Problem to solve →
Make an exact copy of the lines, leaving the pictures out.
◇ ◇ ◇ ◇ ◇ ◇ ◇
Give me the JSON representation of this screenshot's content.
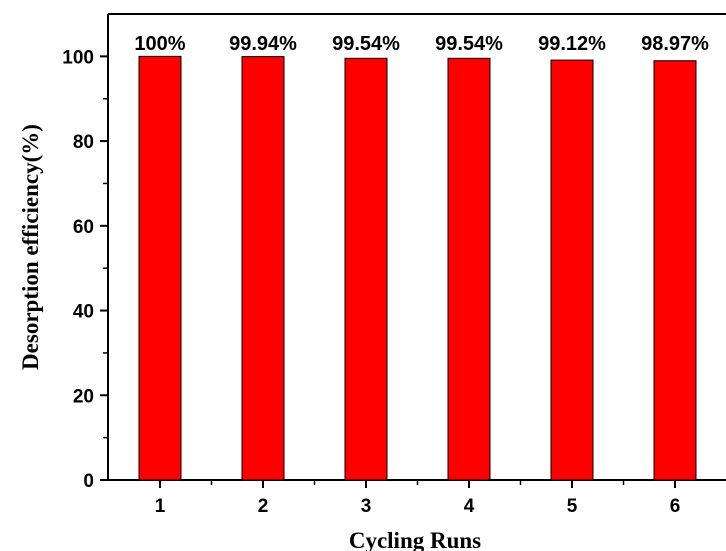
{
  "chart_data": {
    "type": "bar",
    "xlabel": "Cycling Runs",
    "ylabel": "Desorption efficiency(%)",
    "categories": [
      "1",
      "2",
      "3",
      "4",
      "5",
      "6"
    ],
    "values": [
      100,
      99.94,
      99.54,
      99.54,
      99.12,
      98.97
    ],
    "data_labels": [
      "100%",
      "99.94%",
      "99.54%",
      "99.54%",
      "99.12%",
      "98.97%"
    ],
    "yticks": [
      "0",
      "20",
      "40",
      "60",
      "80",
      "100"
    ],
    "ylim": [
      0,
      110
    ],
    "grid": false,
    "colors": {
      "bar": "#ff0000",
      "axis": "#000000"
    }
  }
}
◇ ◇ ◇ ◇ ◇ ◇ ◇
Answer to the task →
Give me the JSON representation of this screenshot's content.
{
  "chart_data": {
    "type": "bar",
    "xlabel": "Cycling Runs",
    "ylabel": "Desorption efficiency(%)",
    "categories": [
      "1",
      "2",
      "3",
      "4",
      "5",
      "6"
    ],
    "values": [
      100,
      99.94,
      99.54,
      99.54,
      99.12,
      98.97
    ],
    "data_labels": [
      "100%",
      "99.94%",
      "99.54%",
      "99.54%",
      "99.12%",
      "98.97%"
    ],
    "yticks": [
      "0",
      "20",
      "40",
      "60",
      "80",
      "100"
    ],
    "ylim": [
      0,
      110
    ],
    "grid": false,
    "colors": {
      "bar": "#ff0000",
      "axis": "#000000"
    }
  }
}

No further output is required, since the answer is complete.